Items listed in a dataset

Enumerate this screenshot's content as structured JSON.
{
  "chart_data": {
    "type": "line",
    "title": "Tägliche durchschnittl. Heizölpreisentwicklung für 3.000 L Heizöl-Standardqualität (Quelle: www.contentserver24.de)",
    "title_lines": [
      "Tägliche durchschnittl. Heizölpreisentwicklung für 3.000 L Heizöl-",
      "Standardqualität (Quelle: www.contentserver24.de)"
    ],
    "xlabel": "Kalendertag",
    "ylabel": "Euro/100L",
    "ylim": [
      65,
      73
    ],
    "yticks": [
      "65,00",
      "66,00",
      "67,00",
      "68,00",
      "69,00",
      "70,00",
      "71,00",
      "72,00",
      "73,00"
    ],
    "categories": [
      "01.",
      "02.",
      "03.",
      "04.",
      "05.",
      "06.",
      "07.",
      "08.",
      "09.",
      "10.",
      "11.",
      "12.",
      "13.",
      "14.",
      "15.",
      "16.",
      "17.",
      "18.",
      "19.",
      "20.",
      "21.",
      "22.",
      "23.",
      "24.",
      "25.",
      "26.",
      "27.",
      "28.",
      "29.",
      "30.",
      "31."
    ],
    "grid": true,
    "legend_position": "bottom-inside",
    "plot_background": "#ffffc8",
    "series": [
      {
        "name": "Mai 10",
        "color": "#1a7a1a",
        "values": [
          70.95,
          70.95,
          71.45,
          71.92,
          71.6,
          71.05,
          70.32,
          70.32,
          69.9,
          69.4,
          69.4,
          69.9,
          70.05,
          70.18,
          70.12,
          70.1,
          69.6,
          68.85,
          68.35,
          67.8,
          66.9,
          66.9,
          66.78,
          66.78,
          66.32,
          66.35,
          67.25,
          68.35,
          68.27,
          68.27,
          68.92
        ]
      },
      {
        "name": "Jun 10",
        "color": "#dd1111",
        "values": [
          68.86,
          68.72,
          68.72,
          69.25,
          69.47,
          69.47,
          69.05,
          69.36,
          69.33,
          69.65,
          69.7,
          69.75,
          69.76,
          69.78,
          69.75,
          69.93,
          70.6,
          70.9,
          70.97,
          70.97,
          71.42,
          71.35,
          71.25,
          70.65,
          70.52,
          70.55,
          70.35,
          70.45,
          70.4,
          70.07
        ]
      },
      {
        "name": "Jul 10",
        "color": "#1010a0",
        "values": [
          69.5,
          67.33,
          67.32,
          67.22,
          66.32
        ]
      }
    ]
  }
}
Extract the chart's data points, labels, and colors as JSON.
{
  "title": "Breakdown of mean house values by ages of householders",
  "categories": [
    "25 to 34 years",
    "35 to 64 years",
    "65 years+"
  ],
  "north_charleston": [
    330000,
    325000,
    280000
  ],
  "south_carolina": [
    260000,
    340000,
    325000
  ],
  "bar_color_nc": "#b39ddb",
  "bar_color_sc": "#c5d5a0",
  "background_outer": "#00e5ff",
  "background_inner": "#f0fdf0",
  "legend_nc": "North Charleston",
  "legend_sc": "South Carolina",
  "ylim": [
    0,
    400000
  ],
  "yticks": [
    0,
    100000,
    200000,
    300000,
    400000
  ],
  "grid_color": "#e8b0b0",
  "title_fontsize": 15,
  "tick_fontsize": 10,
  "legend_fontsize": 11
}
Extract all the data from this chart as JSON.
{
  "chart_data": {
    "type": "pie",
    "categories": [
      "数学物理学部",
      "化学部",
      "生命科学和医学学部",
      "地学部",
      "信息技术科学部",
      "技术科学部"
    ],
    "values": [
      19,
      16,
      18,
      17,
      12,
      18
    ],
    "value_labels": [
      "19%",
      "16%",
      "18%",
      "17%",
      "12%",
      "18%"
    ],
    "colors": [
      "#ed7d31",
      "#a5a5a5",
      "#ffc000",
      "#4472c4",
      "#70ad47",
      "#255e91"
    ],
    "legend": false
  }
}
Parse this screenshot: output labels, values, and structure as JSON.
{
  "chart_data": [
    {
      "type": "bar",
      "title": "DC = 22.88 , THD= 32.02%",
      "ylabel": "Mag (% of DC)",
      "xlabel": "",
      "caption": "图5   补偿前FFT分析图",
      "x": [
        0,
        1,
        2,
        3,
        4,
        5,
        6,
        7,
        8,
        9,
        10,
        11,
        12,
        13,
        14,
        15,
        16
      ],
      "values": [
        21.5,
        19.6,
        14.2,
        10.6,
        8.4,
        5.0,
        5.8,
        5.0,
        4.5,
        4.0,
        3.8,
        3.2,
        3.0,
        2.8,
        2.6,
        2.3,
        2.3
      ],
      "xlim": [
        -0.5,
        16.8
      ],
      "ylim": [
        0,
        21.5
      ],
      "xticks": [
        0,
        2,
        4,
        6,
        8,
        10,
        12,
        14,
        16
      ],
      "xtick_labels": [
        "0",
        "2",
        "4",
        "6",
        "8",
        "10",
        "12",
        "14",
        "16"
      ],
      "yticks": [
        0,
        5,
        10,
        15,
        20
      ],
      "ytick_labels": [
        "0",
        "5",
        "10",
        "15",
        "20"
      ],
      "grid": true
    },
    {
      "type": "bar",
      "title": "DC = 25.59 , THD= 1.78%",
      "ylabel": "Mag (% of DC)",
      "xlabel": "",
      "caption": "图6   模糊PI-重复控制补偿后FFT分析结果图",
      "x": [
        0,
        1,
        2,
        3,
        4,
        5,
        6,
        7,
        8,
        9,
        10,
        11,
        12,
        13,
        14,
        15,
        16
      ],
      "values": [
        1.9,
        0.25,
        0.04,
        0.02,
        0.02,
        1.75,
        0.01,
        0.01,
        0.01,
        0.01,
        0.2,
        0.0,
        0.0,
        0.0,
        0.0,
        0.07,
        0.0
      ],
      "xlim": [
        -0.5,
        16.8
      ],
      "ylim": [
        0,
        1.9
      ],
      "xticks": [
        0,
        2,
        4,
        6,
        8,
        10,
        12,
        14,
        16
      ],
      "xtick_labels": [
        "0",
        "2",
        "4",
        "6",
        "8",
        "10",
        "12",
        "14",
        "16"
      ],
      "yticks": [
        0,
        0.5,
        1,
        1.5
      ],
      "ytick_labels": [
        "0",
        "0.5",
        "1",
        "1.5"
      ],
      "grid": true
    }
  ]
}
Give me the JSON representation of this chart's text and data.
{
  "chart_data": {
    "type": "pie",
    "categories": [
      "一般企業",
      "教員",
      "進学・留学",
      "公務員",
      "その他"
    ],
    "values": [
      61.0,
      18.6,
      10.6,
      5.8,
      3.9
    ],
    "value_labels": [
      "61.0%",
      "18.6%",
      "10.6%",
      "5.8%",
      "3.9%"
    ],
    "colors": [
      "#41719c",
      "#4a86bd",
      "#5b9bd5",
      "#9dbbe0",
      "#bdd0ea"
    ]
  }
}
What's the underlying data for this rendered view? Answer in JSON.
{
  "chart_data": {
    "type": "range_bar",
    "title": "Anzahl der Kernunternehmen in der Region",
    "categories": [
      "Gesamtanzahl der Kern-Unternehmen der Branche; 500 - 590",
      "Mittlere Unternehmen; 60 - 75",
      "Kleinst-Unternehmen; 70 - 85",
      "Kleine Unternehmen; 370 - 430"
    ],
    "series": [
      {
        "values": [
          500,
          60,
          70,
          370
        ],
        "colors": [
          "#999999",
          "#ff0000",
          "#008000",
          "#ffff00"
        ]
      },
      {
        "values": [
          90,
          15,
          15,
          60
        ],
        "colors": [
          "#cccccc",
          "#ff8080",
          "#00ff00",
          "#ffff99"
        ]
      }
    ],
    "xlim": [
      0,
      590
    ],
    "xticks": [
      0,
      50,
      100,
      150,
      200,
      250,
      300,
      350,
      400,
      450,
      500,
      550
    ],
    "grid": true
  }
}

--- TASK TO CARRY OUT ---
Count up every line above that has the word "JSON" in it; answer with the number alone.

--- SOLUTION ---
6